Set the listing down again exactly, please, apart from its pictures.
**** Provided records
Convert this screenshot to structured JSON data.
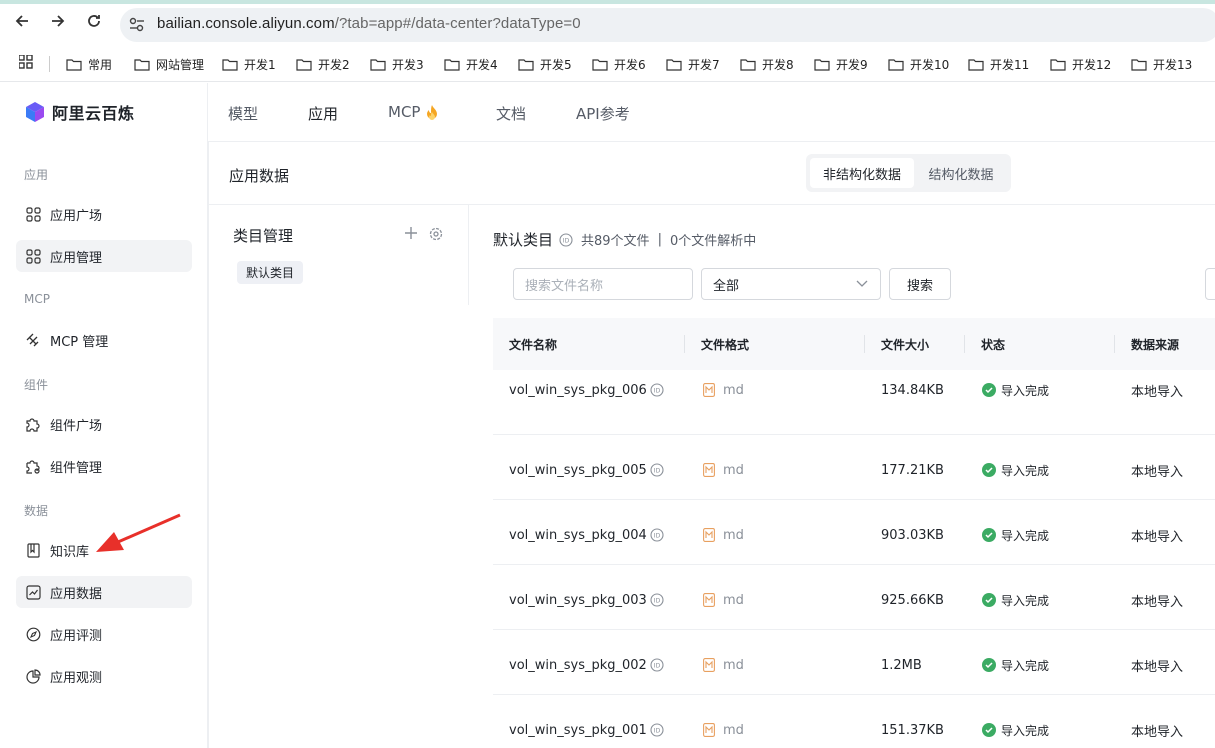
{
  "browser": {
    "url_main": "bailian.console.aliyun.com",
    "url_rest": "/?tab=app#/data-center?dataType=0",
    "bookmarks": [
      "常用",
      "网站管理",
      "开发1",
      "开发2",
      "开发3",
      "开发4",
      "开发5",
      "开发6",
      "开发7",
      "开发8",
      "开发9",
      "开发10",
      "开发11",
      "开发12",
      "开发13"
    ]
  },
  "brand": {
    "name": "阿里云百炼"
  },
  "topnav": {
    "items": [
      "模型",
      "应用",
      "MCP",
      "文档",
      "API参考"
    ],
    "active": "应用"
  },
  "sidebar": {
    "groups": [
      {
        "label": "应用",
        "items": [
          {
            "label": "应用广场",
            "icon": "grid-icon"
          },
          {
            "label": "应用管理",
            "icon": "grid-icon",
            "active": true
          }
        ]
      },
      {
        "label": "MCP",
        "items": [
          {
            "label": "MCP 管理",
            "icon": "mcp-icon"
          }
        ]
      },
      {
        "label": "组件",
        "items": [
          {
            "label": "组件广场",
            "icon": "puzzle-icon"
          },
          {
            "label": "组件管理",
            "icon": "puzzle-settings-icon"
          }
        ]
      },
      {
        "label": "数据",
        "items": [
          {
            "label": "知识库",
            "icon": "book-icon"
          },
          {
            "label": "应用数据",
            "icon": "chart-icon",
            "active": true
          },
          {
            "label": "应用评测",
            "icon": "compass-icon"
          },
          {
            "label": "应用观测",
            "icon": "pie-icon"
          }
        ]
      }
    ]
  },
  "page": {
    "title": "应用数据",
    "segments": [
      "非结构化数据",
      "结构化数据"
    ],
    "active_segment": "非结构化数据"
  },
  "category": {
    "title": "类目管理",
    "tag": "默认类目"
  },
  "files": {
    "heading": "默认类目",
    "count_text": "共89个文件",
    "separator": "|",
    "parsing_text": "0个文件解析中",
    "search_placeholder": "搜索文件名称",
    "filter_value": "全部",
    "search_button": "搜索",
    "columns": [
      "文件名称",
      "文件格式",
      "文件大小",
      "状态",
      "数据来源"
    ],
    "rows": [
      {
        "name": "vol_win_sys_pkg_006",
        "format": "md",
        "size": "134.84KB",
        "status": "导入完成",
        "source": "本地导入"
      },
      {
        "name": "vol_win_sys_pkg_005",
        "format": "md",
        "size": "177.21KB",
        "status": "导入完成",
        "source": "本地导入"
      },
      {
        "name": "vol_win_sys_pkg_004",
        "format": "md",
        "size": "903.03KB",
        "status": "导入完成",
        "source": "本地导入"
      },
      {
        "name": "vol_win_sys_pkg_003",
        "format": "md",
        "size": "925.66KB",
        "status": "导入完成",
        "source": "本地导入"
      },
      {
        "name": "vol_win_sys_pkg_002",
        "format": "md",
        "size": "1.2MB",
        "status": "导入完成",
        "source": "本地导入"
      },
      {
        "name": "vol_win_sys_pkg_001",
        "format": "md",
        "size": "151.37KB",
        "status": "导入完成",
        "source": "本地导入"
      }
    ]
  },
  "colors": {
    "success": "#3bab63",
    "format_icon": "#e8a060",
    "arrow": "#e8302a"
  }
}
********
### Right answer
Convert this screenshot to structured JSON data.
{
  "browser": {
    "url_main": "bailian.console.aliyun.com",
    "url_rest": "/?tab=app#/data-center?dataType=0",
    "bookmarks": [
      "常用",
      "网站管理",
      "开发1",
      "开发2",
      "开发3",
      "开发4",
      "开发5",
      "开发6",
      "开发7",
      "开发8",
      "开发9",
      "开发10",
      "开发11",
      "开发12",
      "开发13"
    ]
  },
  "brand": {
    "name": "阿里云百炼"
  },
  "topnav": {
    "items": [
      "模型",
      "应用",
      "MCP",
      "文档",
      "API参考"
    ],
    "active": "应用"
  },
  "sidebar": {
    "groups": [
      {
        "label": "应用",
        "items": [
          {
            "label": "应用广场",
            "icon": "grid-icon"
          },
          {
            "label": "应用管理",
            "icon": "grid-icon",
            "active": true
          }
        ]
      },
      {
        "label": "MCP",
        "items": [
          {
            "label": "MCP 管理",
            "icon": "mcp-icon"
          }
        ]
      },
      {
        "label": "组件",
        "items": [
          {
            "label": "组件广场",
            "icon": "puzzle-icon"
          },
          {
            "label": "组件管理",
            "icon": "puzzle-settings-icon"
          }
        ]
      },
      {
        "label": "数据",
        "items": [
          {
            "label": "知识库",
            "icon": "book-icon"
          },
          {
            "label": "应用数据",
            "icon": "chart-icon",
            "active": true
          },
          {
            "label": "应用评测",
            "icon": "compass-icon"
          },
          {
            "label": "应用观测",
            "icon": "pie-icon"
          }
        ]
      }
    ]
  },
  "page": {
    "title": "应用数据",
    "segments": [
      "非结构化数据",
      "结构化数据"
    ],
    "active_segment": "非结构化数据"
  },
  "category": {
    "title": "类目管理",
    "tag": "默认类目"
  },
  "files": {
    "heading": "默认类目",
    "count_text": "共89个文件",
    "separator": "|",
    "parsing_text": "0个文件解析中",
    "search_placeholder": "搜索文件名称",
    "filter_value": "全部",
    "search_button": "搜索",
    "columns": [
      "文件名称",
      "文件格式",
      "文件大小",
      "状态",
      "数据来源"
    ],
    "rows": [
      {
        "name": "vol_win_sys_pkg_006",
        "format": "md",
        "size": "134.84KB",
        "status": "导入完成",
        "source": "本地导入"
      },
      {
        "name": "vol_win_sys_pkg_005",
        "format": "md",
        "size": "177.21KB",
        "status": "导入完成",
        "source": "本地导入"
      },
      {
        "name": "vol_win_sys_pkg_004",
        "format": "md",
        "size": "903.03KB",
        "status": "导入完成",
        "source": "本地导入"
      },
      {
        "name": "vol_win_sys_pkg_003",
        "format": "md",
        "size": "925.66KB",
        "status": "导入完成",
        "source": "本地导入"
      },
      {
        "name": "vol_win_sys_pkg_002",
        "format": "md",
        "size": "1.2MB",
        "status": "导入完成",
        "source": "本地导入"
      },
      {
        "name": "vol_win_sys_pkg_001",
        "format": "md",
        "size": "151.37KB",
        "status": "导入完成",
        "source": "本地导入"
      }
    ]
  },
  "colors": {
    "success": "#3bab63",
    "format_icon": "#e8a060",
    "arrow": "#e8302a"
  }
}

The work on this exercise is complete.